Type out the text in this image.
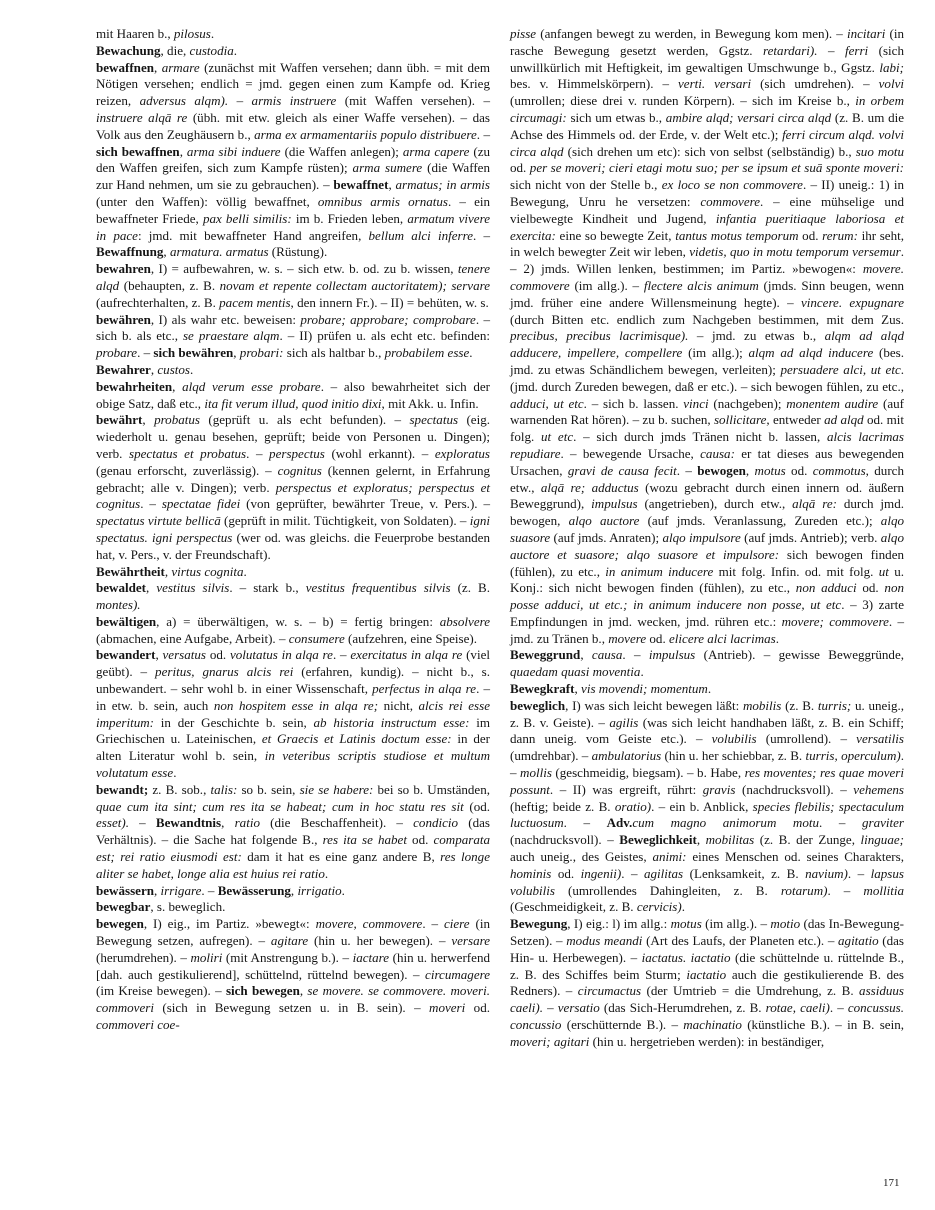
mit Haaren b., pilosus.

Bewachung, die, custodia.

bewaffnen, armare (zunächst mit Waffen versehen; dann übh. = mit dem Nötigen versehen; endlich = jmd. gegen einen zum Kampfe od. Krieg reizen, adversus alqm). – armis instruere (mit Waffen versehen). – instruere alqā re (übh. mit etw. gleich als einer Waffe versehen). – das Volk aus den Zeughäusern b., arma ex armamentariis populo distribuere. – sich bewaffnen, arma sibi induere (die Waffen anlegen); arma capere (zu den Waffen greifen, sich zum Kampfe rüsten); arma sumere (die Waffen zur Hand nehmen, um sie zu gebrauchen). – bewaffnet, armatus; in armis (unter den Waffen): völlig bewaffnet, omnibus armis ornatus. – ein bewaffneter Friede, pax belli similis: im b. Frieden leben, armatum vivere in pace: jmd. mit bewaffneter Hand angreifen, bellum alci inferre. – Bewaffnung, armatura. armatus (Rüstung).

bewahren, I) = aufbewahren, w. s. – sich etw. b. od. zu b. wissen, tenere alqd (behaupten, z. B. novam et repente collectam auctoritatem); servare (aufrechterhalten, z. B. pacem mentis, den innern Fr.). – II) = behüten, w. s.

bewähren, I) als wahr etc. beweisen: probare; approbare; comprobare. – sich b. als etc., se praestare alqm. – II) prüfen u. als echt etc. befinden: probare. – sich bewähren, probari: sich als haltbar b., probabilem esse.

Bewahrer, custos.

bewahrheiten, alqd verum esse probare. – also bewahrheitet sich der obige Satz, daß etc., ita fit verum illud, quod initio dixi, mit Akk. u. Infin.

bewährt, probatus (geprüft u. als echt befunden). – spectatus (eig. wiederholt u. genau besehen, geprüft; beide von Personen u. Dingen); verb. spectatus et probatus. – perspectus (wohl erkannt). – exploratus (genau erforscht, zuverlässig). – cognitus (kennen gelernt, in Erfahrung gebracht; alle v. Dingen); verb. perspectus et exploratus; perspectus et cognitus. – spectatae fidei (von geprüfter, bewährter Treue, v. Pers.). – spectatus virtute bellicā (geprüft in milit. Tüchtigkeit, von Soldaten). – igni spectatus. igni perspectus (wer od. was gleichs. die Feuerprobe bestanden hat, v. Pers., v. der Freundschaft).

Bewährtheit, virtus cognita.

bewaldet, vestitus silvis. – stark b., vestitus frequentibus silvis (z. B. montes).

bewältigen, a) = überwältigen, w. s. – b) = fertig bringen: absolvere (abmachen, eine Aufgabe, Arbeit). – consumere (aufzehren, eine Speise).

bewandert, versatus od. volutatus in alqa re. – exercitatus in alqa re (viel geübt). – peritus, gnarus alcis rei (erfahren, kundig). – nicht b., s. unbewandert. – sehr wohl b. in einer Wissenschaft, perfectus in alqa re. – in etw. b. sein, auch non hospitem esse in alqa re; nicht, alcis rei esse imperitum: in der Geschichte b. sein, ab historia instructum esse: im Griechischen u. Lateinischen, et Graecis et Latinis doctum esse: in der alten Literatur wohl b. sein, in veteribus scriptis studiose et multum volutatum esse.

bewandt; z. B. sob., talis: so b. sein, sie se habere: bei so b. Umständen, quae cum ita sint; cum res ita se habeat; cum in hoc statu res sit (od. esset). – Bewandtnis, ratio (die Beschaffenheit). – condicio (das Verhältnis). – die Sache hat folgende B., res ita se habet od. comparata est; rei ratio eiusmodi est: dam it hat es eine ganz andere B, res longe aliter se habet, longe alia est huius rei ratio.

bewässern, irrigare. – Bewässerung, irrigatio.

bewegbar, s. beweglich.

bewegen, I) eig., im Partiz. »bewegt«: movere, commovere. – ciere (in Bewegung setzen, aufregen). – agitare (hin u. her bewegen). – versare (herumdrehen). – moliri (mit Anstrengung b.). – iactare (hin u. herwerfend [dah. auch gestikulierend], schüttelnd, rüttelnd bewegen). – circumagere (im Kreise bewegen). – sich bewegen, se movere. se commovere. moveri. commoveri (sich in Bewegung setzen u. in B. sein). – moveri od. commoveri coe-

pisse (anfangen bewegt zu werden, in Bewegung kom men). – incitari (in rasche Bewegung gesetzt werden, Ggstz. retardari). – ferri (sich unwillkürlich mit Heftigkeit, im gewaltigen Umschwunge b., Ggstz. labi; bes. v. Himmelskörpern). – verti. versari (sich umdrehen). – volvi (umrollen; diese drei v. runden Körpern). – sich im Kreise b., in orbem circumagi: sich um etwas b., ambire alqd; versari circa alqd (z. B. um die Achse des Himmels od. der Erde, v. der Welt etc.); ferri circum alqd. volvi circa alqd (sich drehen um etc): sich von selbst (selbständig) b., suo motu od. per se moveri; cieri etagi motu suo; per se ipsum et suā sponte moveri: sich nicht von der Stelle b., ex loco se non commovere. – II) uneig.: 1) in Bewegung, Unru he versetzen: commovere. – eine mühselige und vielbewegte Kindheit und Jugend, infantia pueritiaque laboriosa et exercita: eine so bewegte Zeit, tantus motus temporum od. rerum: ihr seht, in welch bewegter Zeit wir leben, videtis, quo in motu temporum versemur. – 2) jmds. Willen lenken, bestimmen; im Partiz. »bewogen«: movere. commovere (im allg.). – flectere alcis animum (jmds. Sinn beugen, wenn jmd. früher eine andere Willensmeinung hegte). – vincere. expugnare (durch Bitten etc. endlich zum Nachgeben bestimmen, mit dem Zus. precibus, precibus lacrimisque). – jmd. zu etwas b., alqm ad alqd adducere, impellere, compellere (im allg.); alqm ad alqd inducere (bes. jmd. zu etwas Schändlichem bewegen, verleiten); persuadere alci, ut etc. (jmd. durch Zureden bewegen, daß er etc.). – sich bewogen fühlen, zu etc., adduci, ut etc. – sich b. lassen. vinci (nachgeben); monentem audire (auf warnenden Rat hören). – zu b. suchen, sollicitare, entweder ad alqd od. mit folg. ut etc. – sich durch jmds Tränen nicht b. lassen, alcis lacrimas repudiare. – bewegende Ursache, causa: er tat dieses aus bewegenden Ursachen, gravi de causa fecit. – bewogen, motus od. commotus, durch etw., alqā re; adductus (wozu gebracht durch einen innern od. äußern Beweggrund), impulsus (angetrieben), durch etw., alqā re: durch jmd. bewogen, alqo auctore (auf jmds. Veranlassung, Zureden etc.); alqo suasore (auf jmds. Anraten); alqo impulsore (auf jmds. Antrieb); verb. alqo auctore et suasore; alqo suasore et impulsore: sich bewogen finden (fühlen), zu etc., in animum inducere mit folg. Infin. od. mit folg. ut u. Konj.: sich nicht bewogen finden (fühlen), zu etc., non adduci od. non posse adduci, ut etc.; in animum inducere non posse, ut etc. – 3) zarte Empfindungen in jmd. wecken, jmd. rühren etc.: movere; commovere. – jmd. zu Tränen b., movere od. elicere alci lacrimas.

Beweggrund, causa. – impulsus (Antrieb). – gewisse Beweggründe, quaedam quasi moventia.

Bewegkraft, vis movendi; momentum.

beweglich, I) was sich leicht bewegen läßt: mobilis (z. B. turris; u. uneig., z. B. v. Geiste). – agilis (was sich leicht handhaben läßt, z. B. ein Schiff; dann uneig. vom Geiste etc.). – volubilis (umrollend). – versatilis (umdrehbar). – ambulatorius (hin u. her schiebbar, z. B. turris, operculum). – mollis (geschmeidig, biegsam). – b. Habe, res moventes; res quae moveri possunt. – II) was ergreift, rührt: gravis (nachdrucksvoll). – vehemens (heftig; beide z. B. oratio). – ein b. Anblick, species flebilis; spectaculum luctuosum. – Adv.cum magno animorum motu. – graviter (nachdrucksvoll). – Beweglichkeit, mobilitas (z. B. der Zunge, linguae; auch uneig., des Geistes, animi: eines Menschen od. seines Charakters, hominis od. ingenii). – agilitas (Lenksamkeit, z. B. navium). – lapsus volubilis (umrollendes Dahingleiten, z. B. rotarum). – mollitia (Geschmeidigkeit, z. B. cervicis).

Bewegung, I) eig.: l) im allg.: motus (im allg.). – motio (das In-Bewegung-Setzen). – modus meandi (Art des Laufs, der Planeten etc.). – agitatio (das Hin- u. Herbewegen). – iactatus. iactatio (die schüttelnde u. rüttelnde B., z. B. des Schiffes beim Sturm; iactatio auch die gestikulierende B. des Redners). – circumactus (der Umtrieb = die Umdrehung, z. B. assiduus caeli). – versatio (das Sich-Herumdrehen, z. B. rotae, caeli). – concussus. concussio (erschütternde B.). – machinatio (künstliche B.). – in B. sein, moveri; agitari (hin u. hergetrieben werden): in beständiger,

171
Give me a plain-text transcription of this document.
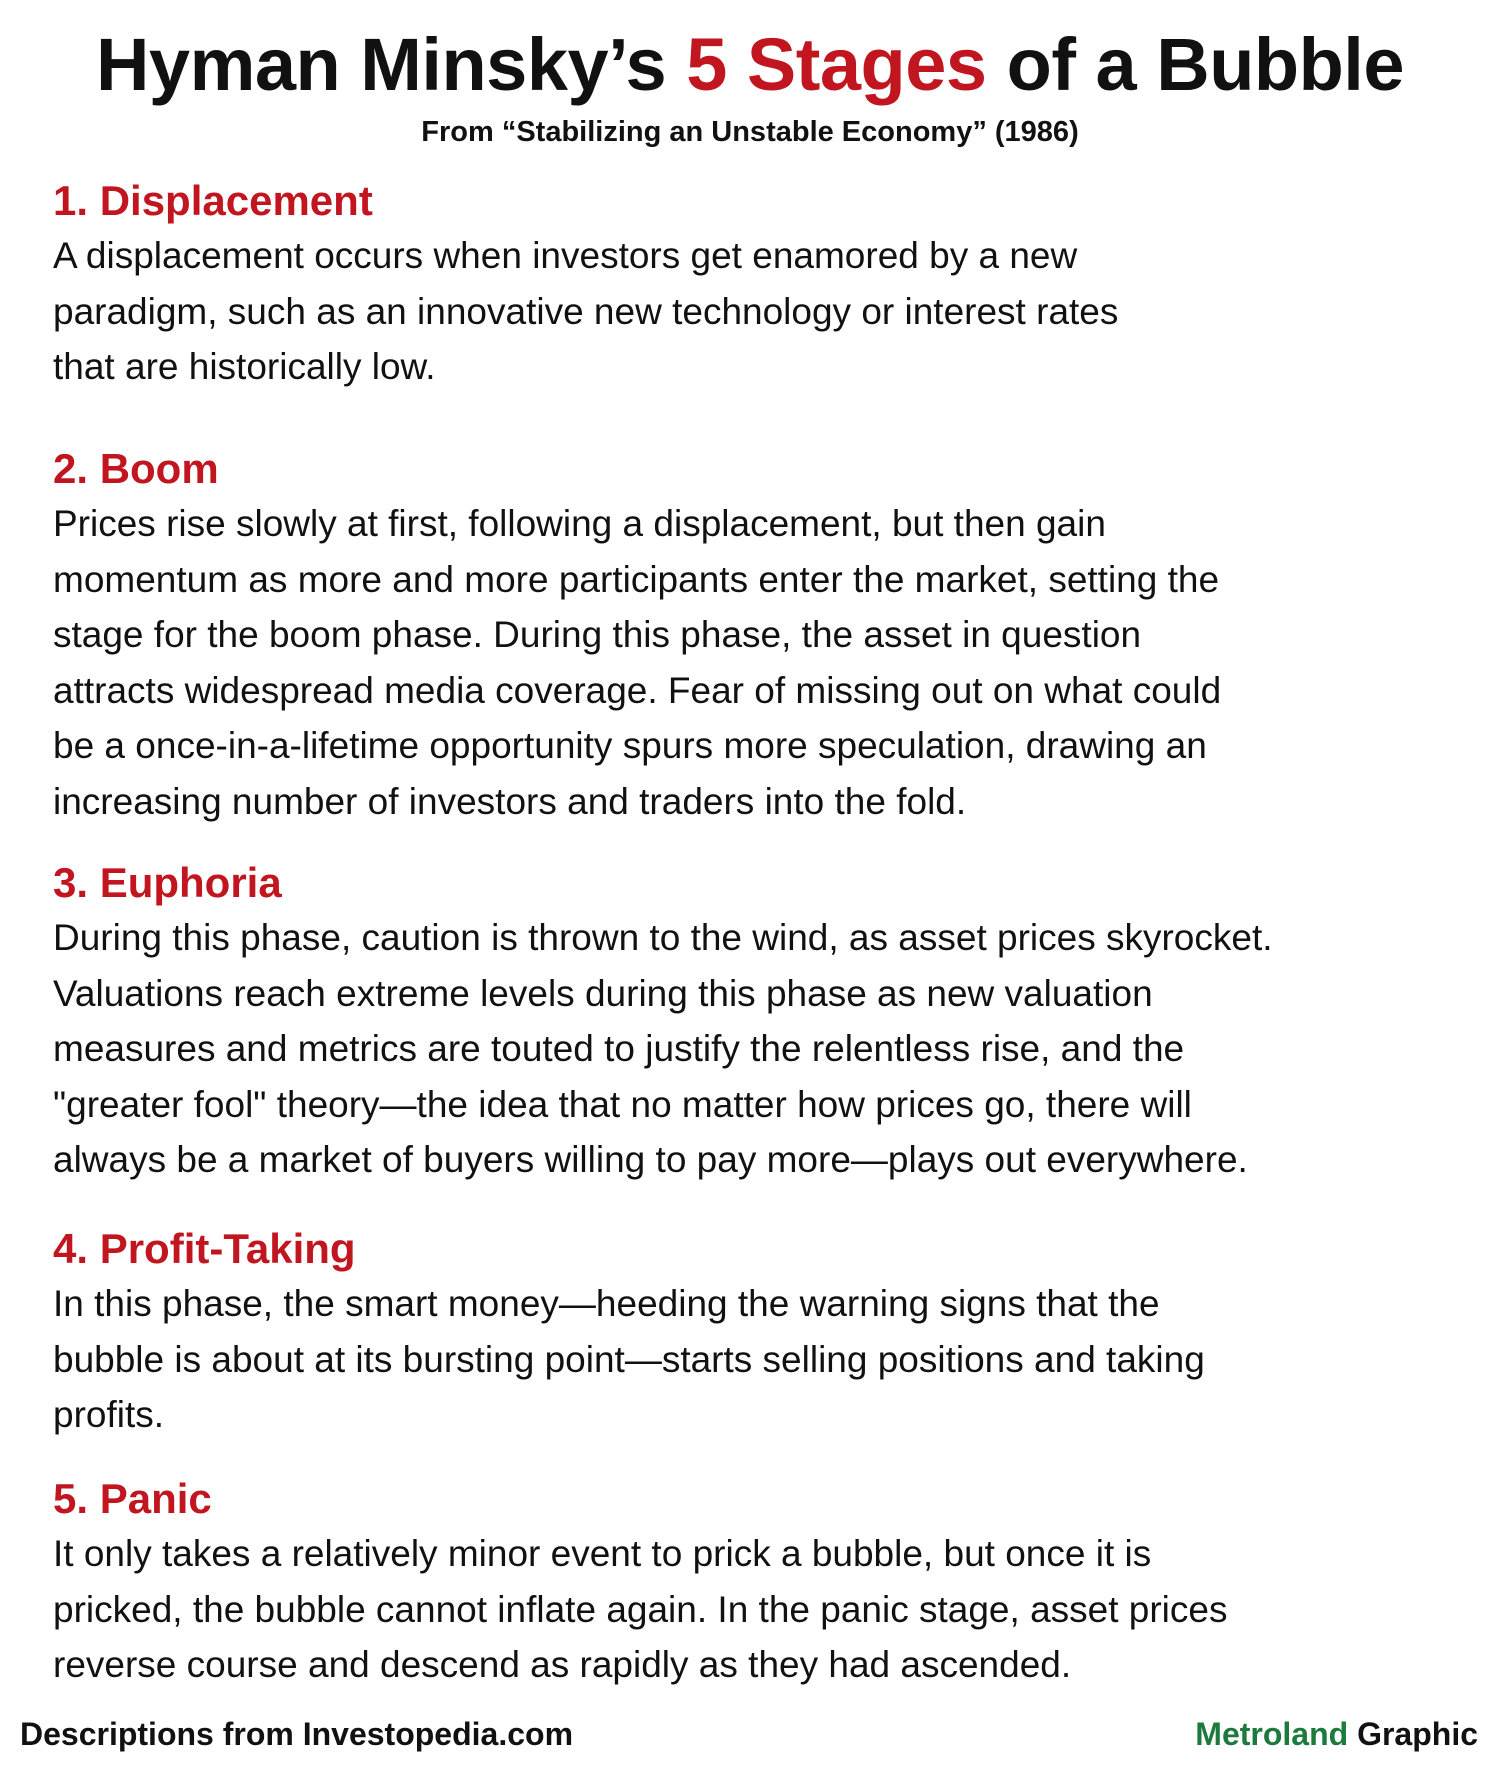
Hyman Minsky’s 5 Stages of a Bubble
From “Stabilizing an Unstable Economy” (1986)
1. Displacement

A displacement occurs when investors get enamored by a new
paradigm, such as an innovative new technology or interest rates
that are historically low.

2. Boom

Prices rise slowly at first, following a displacement, but then gain
momentum as more and more participants enter the market, setting the
stage for the boom phase. During this phase, the asset in question
attracts widespread media coverage. Fear of missing out on what could
be a once-in-a-lifetime opportunity spurs more speculation, drawing an
increasing number of investors and traders into the fold.

3. Euphoria

During this phase, caution is thrown to the wind, as asset prices skyrocket.
Valuations reach extreme levels during this phase as new valuation
measures and metrics are touted to justify the relentless rise, and the
"greater fool" theory—the idea that no matter how prices go, there will
always be a market of buyers willing to pay more—plays out everywhere.

4. Profit-Taking

In this phase, the smart money—heeding the warning signs that the
bubble is about at its bursting point—starts selling positions and taking
profits.

5. Panic

It only takes a relatively minor event to prick a bubble, but once it is
pricked, the bubble cannot inflate again. In the panic stage, asset prices
reverse course and descend as rapidly as they had ascended.

Descriptions from Investopedia.com	Metroland Graphic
......
■ **Task statement**: Go through the entries above and copy every line containing "momentum".

■ **In response**:
Bewegkraft, vis movendi; momentum.
momentum as more and more participants enter the market, setting the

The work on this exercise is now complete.